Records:
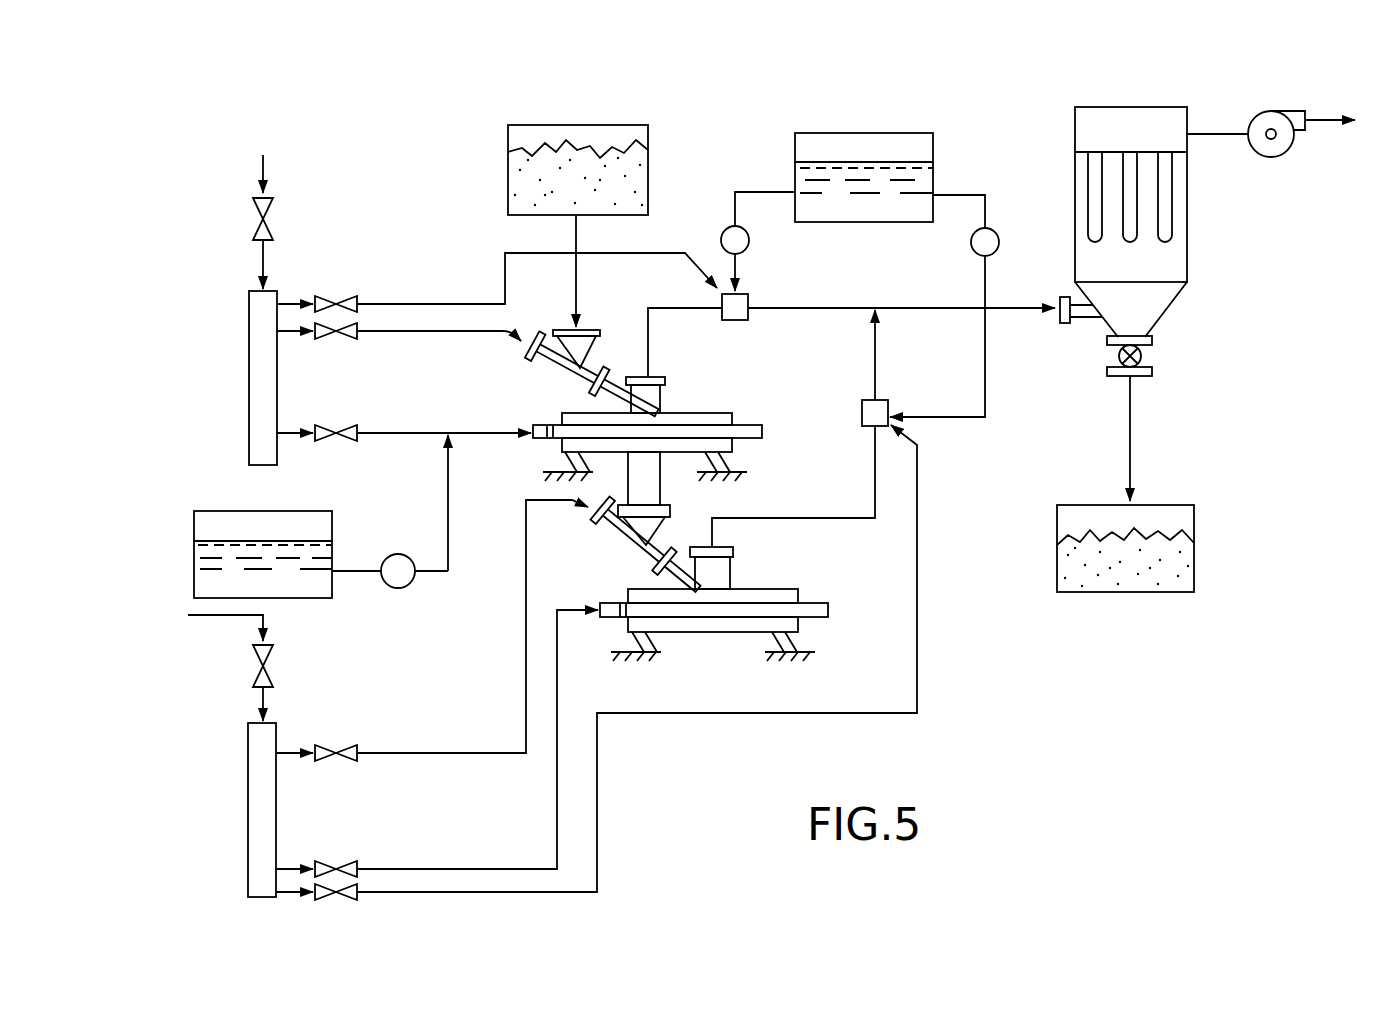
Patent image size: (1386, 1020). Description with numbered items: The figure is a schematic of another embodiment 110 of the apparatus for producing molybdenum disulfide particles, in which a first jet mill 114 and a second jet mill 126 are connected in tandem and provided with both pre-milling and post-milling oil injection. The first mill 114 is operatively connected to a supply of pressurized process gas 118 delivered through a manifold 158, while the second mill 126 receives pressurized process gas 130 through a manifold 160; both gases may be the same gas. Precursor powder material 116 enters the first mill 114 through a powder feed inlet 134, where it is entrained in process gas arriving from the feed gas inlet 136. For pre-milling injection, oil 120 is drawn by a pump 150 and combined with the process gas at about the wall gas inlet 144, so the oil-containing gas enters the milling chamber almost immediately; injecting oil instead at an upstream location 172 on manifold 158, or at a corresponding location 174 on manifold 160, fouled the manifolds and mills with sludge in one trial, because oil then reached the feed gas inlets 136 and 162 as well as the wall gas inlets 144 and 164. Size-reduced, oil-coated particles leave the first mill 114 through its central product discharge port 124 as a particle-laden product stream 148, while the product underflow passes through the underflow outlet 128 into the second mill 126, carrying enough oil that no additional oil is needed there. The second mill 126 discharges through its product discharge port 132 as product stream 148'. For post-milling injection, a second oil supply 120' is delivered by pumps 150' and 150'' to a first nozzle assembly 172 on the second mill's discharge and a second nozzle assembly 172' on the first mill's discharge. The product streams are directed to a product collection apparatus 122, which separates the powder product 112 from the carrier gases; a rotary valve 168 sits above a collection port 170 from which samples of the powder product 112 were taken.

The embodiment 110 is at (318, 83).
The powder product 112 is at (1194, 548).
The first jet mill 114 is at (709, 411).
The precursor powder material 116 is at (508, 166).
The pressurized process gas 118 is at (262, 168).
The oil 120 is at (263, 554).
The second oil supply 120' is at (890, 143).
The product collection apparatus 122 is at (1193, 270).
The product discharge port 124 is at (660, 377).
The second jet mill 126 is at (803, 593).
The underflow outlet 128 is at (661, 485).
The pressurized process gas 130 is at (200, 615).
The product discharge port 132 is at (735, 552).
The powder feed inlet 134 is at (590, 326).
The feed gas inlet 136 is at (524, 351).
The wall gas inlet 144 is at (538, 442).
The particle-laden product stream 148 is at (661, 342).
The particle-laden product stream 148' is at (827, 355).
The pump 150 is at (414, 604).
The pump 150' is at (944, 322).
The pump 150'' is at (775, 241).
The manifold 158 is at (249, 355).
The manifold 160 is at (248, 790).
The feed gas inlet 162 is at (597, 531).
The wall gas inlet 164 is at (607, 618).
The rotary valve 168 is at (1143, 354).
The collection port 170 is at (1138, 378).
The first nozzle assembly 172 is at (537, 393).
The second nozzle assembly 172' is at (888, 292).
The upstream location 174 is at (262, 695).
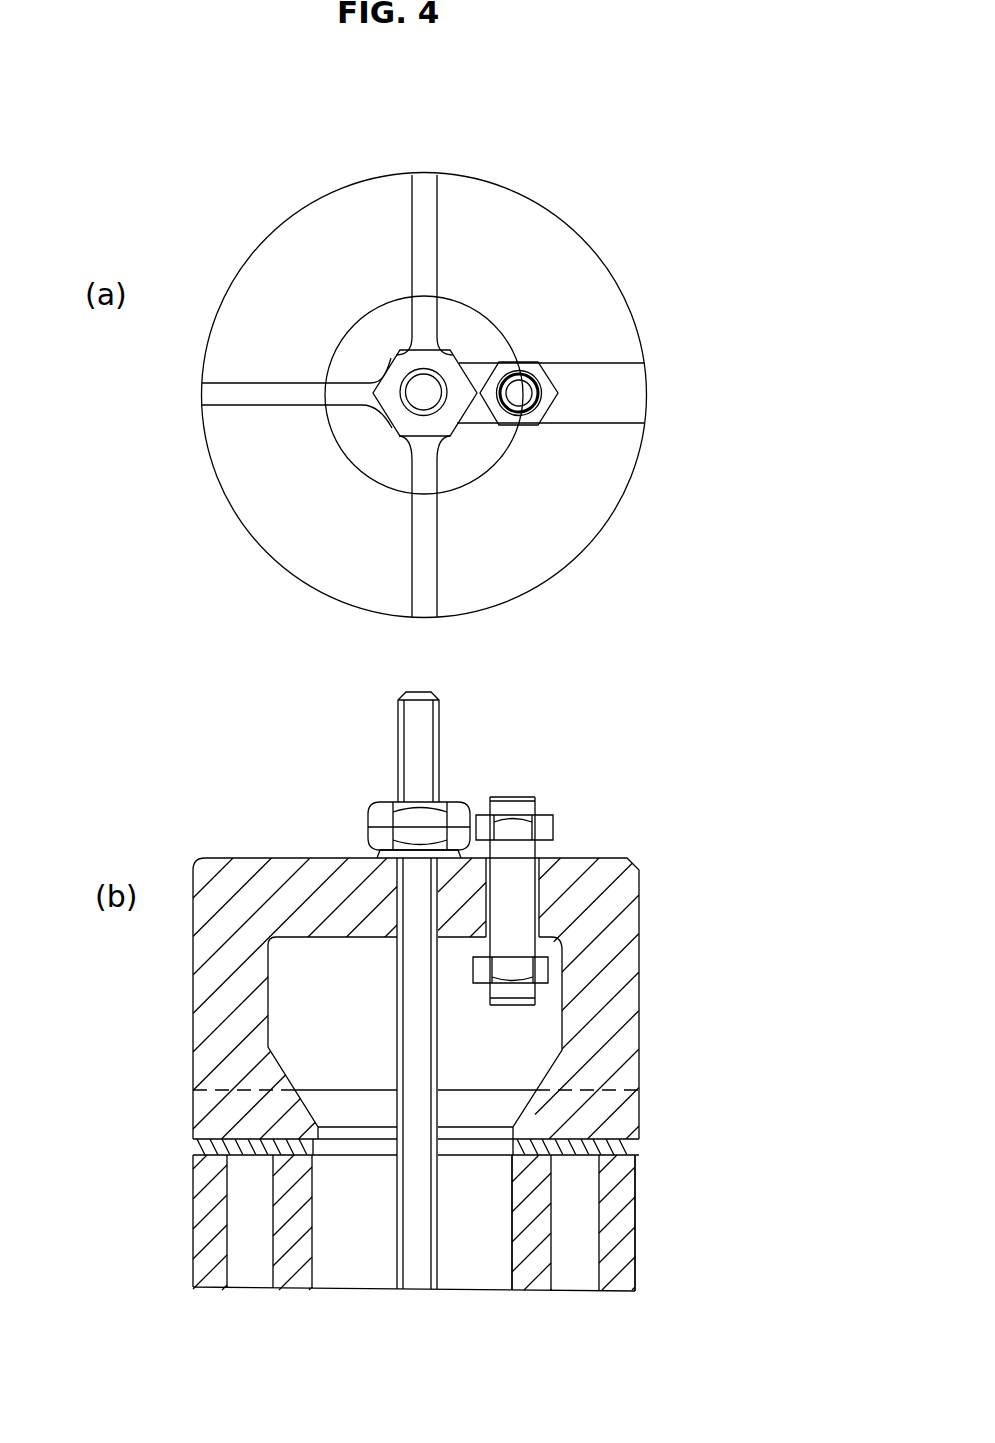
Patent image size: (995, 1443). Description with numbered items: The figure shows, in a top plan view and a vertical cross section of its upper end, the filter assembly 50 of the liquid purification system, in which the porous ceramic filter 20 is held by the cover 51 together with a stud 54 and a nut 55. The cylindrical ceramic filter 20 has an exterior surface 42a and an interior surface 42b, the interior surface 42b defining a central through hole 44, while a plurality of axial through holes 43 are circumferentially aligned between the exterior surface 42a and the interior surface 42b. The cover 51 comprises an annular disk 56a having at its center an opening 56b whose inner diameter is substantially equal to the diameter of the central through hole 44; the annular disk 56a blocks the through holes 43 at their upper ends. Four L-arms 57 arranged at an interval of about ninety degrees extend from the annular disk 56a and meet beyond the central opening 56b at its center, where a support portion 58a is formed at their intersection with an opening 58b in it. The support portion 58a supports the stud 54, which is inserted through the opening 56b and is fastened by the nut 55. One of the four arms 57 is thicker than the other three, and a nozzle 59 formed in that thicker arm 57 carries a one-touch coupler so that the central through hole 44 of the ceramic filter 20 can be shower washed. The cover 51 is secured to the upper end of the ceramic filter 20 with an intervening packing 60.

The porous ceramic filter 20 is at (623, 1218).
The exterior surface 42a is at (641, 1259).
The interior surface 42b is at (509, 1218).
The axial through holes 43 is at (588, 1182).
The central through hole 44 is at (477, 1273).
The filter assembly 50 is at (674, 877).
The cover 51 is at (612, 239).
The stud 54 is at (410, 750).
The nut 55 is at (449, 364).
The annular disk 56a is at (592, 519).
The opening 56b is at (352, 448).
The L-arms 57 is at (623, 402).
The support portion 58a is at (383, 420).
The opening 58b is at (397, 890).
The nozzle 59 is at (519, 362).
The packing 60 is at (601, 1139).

The request:
Find each line of the material above that includes the word "collection", and copy those lines.

Result for this task:
Patent image size: (1386, 1020). Description with numbered items: The figure is a schematic of another embodiment 110 of the apparatus for producing molybdenum disulfide particles, in which a first jet mill 114 and a second jet mill 126 are connected in tandem and provided with both pre-milling and post-milling oil injection. The first mill 114 is operatively connected to a supply of pressurized process gas 118 delivered through a manifold 158, while the second mill 126 receives pressurized process gas 130 through a manifold 160; both gases may be the same gas. Precursor powder material 116 enters the first mill 114 through a powder feed inlet 134, where it is entrained in process gas arriving from the feed gas inlet 136. For pre-milling injection, oil 120 is drawn by a pump 150 and combined with the process gas at about the wall gas inlet 144, so the oil-containing gas enters the milling chamber almost immediately; injecting oil instead at an upstream location 172 on manifold 158, or at a corresponding location 174 on manifold 160, fouled the manifolds and mills with sludge in one trial, because oil then reached the feed gas inlets 136 and 162 as well as the wall gas inlets 144 and 164. Size-reduced, oil-coated particles leave the first mill 114 through its central product discharge port 124 as a particle-laden product stream 148, while the product underflow passes through the underflow outlet 128 into the second mill 126, carrying enough oil that no additional oil is needed there. The second mill 126 discharges through its product discharge port 132 as product stream 148'. For post-milling injection, a second oil supply 120' is delivered by pumps 150' and 150'' to a first nozzle assembly 172 on the second mill's discharge and a second nozzle assembly 172' on the first mill's discharge. The product streams are directed to a product collection apparatus 122, which separates the powder product 112 from the carrier gases; a rotary valve 168 sits above a collection port 170 from which samples of the powder product 112 were taken.
The product collection apparatus 122 is at (1193, 270).
The collection port 170 is at (1138, 378).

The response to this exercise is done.